[Part of a data file]
▼
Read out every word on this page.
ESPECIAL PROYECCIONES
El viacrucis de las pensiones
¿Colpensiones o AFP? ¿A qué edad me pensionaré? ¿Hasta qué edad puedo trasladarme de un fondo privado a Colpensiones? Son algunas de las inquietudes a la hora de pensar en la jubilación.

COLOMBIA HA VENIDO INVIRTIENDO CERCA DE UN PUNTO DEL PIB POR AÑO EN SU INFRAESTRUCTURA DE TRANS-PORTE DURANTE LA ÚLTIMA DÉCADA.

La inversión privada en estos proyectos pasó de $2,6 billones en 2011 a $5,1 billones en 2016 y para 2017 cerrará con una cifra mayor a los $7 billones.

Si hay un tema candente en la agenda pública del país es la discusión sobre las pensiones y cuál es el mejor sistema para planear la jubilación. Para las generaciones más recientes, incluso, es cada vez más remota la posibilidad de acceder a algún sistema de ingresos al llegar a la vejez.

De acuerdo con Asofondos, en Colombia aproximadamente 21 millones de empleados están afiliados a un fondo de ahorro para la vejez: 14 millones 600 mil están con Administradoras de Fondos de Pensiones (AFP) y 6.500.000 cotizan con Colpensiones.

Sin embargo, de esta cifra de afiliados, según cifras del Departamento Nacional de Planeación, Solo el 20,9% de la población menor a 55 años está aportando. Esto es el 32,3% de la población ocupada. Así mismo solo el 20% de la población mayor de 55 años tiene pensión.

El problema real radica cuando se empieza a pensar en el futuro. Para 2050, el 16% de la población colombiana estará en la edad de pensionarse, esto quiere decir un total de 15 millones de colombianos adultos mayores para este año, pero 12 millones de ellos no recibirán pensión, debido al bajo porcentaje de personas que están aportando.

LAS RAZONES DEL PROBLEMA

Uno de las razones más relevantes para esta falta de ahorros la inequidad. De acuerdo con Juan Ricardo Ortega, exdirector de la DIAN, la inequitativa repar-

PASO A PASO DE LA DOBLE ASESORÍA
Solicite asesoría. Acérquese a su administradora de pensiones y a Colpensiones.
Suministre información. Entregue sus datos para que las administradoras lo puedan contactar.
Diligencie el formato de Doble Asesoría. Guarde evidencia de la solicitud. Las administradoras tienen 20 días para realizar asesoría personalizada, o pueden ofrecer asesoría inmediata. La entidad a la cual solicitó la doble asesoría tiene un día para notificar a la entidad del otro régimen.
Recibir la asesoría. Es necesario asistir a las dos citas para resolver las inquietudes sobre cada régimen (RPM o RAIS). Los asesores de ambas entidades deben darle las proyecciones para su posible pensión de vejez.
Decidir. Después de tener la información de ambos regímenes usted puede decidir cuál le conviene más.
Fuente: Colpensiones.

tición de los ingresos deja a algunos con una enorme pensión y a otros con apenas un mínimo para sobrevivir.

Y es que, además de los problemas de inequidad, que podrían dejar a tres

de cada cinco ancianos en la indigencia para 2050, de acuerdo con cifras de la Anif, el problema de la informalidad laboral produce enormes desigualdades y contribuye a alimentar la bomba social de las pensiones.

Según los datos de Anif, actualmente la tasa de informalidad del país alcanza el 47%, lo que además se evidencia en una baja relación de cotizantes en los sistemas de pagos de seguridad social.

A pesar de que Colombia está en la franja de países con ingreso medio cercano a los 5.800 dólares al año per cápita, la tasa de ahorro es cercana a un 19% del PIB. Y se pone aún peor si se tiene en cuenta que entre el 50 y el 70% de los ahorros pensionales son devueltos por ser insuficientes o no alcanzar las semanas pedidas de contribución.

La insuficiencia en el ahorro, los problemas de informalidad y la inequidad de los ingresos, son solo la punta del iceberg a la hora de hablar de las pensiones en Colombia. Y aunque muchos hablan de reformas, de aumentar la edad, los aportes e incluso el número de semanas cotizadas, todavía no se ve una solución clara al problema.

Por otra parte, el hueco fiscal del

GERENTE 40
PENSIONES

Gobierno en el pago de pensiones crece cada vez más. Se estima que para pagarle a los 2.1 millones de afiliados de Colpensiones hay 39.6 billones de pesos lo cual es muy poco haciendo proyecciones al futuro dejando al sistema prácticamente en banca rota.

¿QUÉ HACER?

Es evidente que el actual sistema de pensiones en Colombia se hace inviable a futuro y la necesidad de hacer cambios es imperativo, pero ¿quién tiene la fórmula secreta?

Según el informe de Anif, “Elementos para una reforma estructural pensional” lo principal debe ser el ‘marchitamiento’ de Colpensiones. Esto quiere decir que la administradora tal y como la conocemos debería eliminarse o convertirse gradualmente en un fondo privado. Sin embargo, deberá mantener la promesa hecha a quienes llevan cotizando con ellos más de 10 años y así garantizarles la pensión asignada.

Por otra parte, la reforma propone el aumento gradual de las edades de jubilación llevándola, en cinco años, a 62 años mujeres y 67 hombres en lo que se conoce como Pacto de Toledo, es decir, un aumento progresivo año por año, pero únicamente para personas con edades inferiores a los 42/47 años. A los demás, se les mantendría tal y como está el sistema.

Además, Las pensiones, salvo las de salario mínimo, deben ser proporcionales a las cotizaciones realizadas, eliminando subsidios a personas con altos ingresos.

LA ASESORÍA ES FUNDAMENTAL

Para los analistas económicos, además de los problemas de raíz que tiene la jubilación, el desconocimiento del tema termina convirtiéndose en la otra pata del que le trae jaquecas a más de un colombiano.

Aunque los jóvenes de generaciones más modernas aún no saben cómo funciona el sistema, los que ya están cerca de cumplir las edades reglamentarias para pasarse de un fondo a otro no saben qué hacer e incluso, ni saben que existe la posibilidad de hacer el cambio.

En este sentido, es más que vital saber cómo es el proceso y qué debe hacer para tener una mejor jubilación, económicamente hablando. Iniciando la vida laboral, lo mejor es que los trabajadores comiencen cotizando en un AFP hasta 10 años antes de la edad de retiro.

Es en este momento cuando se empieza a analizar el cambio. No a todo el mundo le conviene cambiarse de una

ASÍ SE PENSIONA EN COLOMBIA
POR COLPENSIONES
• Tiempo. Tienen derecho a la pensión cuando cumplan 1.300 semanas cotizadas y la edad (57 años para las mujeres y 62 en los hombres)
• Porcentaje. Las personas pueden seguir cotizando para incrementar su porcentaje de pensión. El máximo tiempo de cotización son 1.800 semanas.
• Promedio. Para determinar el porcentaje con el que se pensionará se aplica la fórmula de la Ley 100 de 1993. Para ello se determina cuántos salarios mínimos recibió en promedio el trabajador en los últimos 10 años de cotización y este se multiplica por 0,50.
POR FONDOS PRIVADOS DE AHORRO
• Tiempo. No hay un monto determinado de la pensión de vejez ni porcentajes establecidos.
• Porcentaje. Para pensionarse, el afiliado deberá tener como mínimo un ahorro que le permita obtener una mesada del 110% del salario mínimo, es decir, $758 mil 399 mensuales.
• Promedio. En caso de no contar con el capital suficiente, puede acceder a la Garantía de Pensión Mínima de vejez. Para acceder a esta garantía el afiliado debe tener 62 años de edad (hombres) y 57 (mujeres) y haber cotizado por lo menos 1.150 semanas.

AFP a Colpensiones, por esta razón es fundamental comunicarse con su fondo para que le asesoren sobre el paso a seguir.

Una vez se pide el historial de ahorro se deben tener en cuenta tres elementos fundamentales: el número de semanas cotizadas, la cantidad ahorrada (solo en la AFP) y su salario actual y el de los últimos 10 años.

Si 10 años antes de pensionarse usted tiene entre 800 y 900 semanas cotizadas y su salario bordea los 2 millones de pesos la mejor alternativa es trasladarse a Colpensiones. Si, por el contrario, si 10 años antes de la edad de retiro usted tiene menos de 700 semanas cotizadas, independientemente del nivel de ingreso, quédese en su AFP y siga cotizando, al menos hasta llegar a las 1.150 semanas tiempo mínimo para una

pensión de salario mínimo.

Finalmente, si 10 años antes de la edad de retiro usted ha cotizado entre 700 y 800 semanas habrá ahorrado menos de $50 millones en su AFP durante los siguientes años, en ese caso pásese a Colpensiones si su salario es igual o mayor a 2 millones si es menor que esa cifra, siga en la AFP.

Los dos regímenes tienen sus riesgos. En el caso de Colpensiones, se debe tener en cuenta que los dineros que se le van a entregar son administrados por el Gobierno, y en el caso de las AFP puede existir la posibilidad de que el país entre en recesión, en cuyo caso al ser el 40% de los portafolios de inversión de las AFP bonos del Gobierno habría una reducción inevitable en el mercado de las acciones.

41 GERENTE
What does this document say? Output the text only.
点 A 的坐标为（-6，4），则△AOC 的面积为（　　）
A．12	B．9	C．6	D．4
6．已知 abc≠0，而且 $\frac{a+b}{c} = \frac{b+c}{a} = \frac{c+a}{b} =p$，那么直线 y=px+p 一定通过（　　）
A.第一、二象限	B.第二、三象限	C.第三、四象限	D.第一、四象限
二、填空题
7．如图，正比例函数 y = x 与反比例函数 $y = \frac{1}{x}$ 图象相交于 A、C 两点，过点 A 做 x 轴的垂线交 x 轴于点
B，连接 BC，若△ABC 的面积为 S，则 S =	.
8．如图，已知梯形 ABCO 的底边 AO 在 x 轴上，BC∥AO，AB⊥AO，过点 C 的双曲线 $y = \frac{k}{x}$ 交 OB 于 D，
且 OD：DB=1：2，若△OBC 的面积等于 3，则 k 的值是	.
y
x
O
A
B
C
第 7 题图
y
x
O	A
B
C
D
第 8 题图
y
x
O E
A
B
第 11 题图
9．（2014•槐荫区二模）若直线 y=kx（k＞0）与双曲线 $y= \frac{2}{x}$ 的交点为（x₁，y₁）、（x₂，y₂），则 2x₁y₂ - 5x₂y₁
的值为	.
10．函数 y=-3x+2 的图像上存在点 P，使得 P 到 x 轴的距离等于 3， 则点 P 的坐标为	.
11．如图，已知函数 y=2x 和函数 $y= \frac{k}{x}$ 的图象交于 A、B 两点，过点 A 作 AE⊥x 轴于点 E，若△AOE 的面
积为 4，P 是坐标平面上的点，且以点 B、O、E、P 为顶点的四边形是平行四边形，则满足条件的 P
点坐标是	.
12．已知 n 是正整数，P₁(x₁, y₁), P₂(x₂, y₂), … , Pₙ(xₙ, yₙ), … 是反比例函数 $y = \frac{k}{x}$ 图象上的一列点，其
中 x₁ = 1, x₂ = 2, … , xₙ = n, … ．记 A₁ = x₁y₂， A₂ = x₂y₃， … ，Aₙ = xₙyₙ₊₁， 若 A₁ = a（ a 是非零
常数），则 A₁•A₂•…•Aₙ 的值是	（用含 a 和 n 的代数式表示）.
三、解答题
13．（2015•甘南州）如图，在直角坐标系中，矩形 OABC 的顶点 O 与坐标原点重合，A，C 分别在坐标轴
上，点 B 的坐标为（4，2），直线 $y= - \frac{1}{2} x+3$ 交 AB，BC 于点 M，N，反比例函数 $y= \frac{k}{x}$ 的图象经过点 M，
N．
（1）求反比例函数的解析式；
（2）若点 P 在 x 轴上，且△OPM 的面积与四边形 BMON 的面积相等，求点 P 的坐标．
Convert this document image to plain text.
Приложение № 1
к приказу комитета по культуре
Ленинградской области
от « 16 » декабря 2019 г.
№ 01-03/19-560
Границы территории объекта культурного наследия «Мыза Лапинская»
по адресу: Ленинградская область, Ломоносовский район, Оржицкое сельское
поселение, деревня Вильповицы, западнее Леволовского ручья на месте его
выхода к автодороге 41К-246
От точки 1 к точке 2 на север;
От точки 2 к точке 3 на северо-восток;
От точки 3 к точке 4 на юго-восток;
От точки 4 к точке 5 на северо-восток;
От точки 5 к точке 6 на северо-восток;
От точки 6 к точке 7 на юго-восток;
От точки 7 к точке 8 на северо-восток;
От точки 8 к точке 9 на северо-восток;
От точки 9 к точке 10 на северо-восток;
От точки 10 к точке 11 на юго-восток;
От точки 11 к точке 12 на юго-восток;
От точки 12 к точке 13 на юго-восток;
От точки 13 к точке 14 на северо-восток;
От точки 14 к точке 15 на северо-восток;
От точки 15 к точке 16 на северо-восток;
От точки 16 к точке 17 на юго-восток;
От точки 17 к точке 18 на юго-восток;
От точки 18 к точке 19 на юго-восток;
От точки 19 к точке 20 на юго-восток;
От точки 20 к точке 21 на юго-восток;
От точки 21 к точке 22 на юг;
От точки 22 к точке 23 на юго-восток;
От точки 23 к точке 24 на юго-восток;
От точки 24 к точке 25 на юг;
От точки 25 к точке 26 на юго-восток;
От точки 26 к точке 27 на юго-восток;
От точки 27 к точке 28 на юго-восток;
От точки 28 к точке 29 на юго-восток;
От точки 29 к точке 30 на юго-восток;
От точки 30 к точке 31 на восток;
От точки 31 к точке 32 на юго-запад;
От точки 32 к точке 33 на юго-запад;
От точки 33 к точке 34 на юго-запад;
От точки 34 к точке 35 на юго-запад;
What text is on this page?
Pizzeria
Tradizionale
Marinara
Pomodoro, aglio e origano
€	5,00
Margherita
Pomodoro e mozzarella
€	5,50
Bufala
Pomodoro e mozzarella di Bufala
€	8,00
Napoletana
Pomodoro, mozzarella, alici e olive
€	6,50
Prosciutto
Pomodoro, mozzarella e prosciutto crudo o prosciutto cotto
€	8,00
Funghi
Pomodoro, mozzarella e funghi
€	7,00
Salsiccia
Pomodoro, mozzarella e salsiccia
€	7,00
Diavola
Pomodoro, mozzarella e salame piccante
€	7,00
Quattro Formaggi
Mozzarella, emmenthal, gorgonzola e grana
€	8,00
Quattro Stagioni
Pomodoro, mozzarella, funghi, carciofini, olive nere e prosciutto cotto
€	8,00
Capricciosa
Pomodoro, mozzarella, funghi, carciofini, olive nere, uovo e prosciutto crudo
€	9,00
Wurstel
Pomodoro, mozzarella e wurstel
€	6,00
▲
In the listing above, find the line containing "What text is on this page?", then reproduce it and each line after it through the end, exactly and with nothing added.

What text is on this page?
Pizzeria
Tradizionale
Marinara
Pomodoro, aglio e origano
€	5,00
Margherita
Pomodoro e mozzarella
€	5,50
Bufala
Pomodoro e mozzarella di Bufala
€	8,00
Napoletana
Pomodoro, mozzarella, alici e olive
€	6,50
Prosciutto
Pomodoro, mozzarella e prosciutto crudo o prosciutto cotto
€	8,00
Funghi
Pomodoro, mozzarella e funghi
€	7,00
Salsiccia
Pomodoro, mozzarella e salsiccia
€	7,00
Diavola
Pomodoro, mozzarella e salame piccante
€	7,00
Quattro Formaggi
Mozzarella, emmenthal, gorgonzola e grana
€	8,00
Quattro Stagioni
Pomodoro, mozzarella, funghi, carciofini, olive nere e prosciutto cotto
€	8,00
Capricciosa
Pomodoro, mozzarella, funghi, carciofini, olive nere, uovo e prosciutto crudo
€	9,00
Wurstel
Pomodoro, mozzarella e wurstel
€	6,00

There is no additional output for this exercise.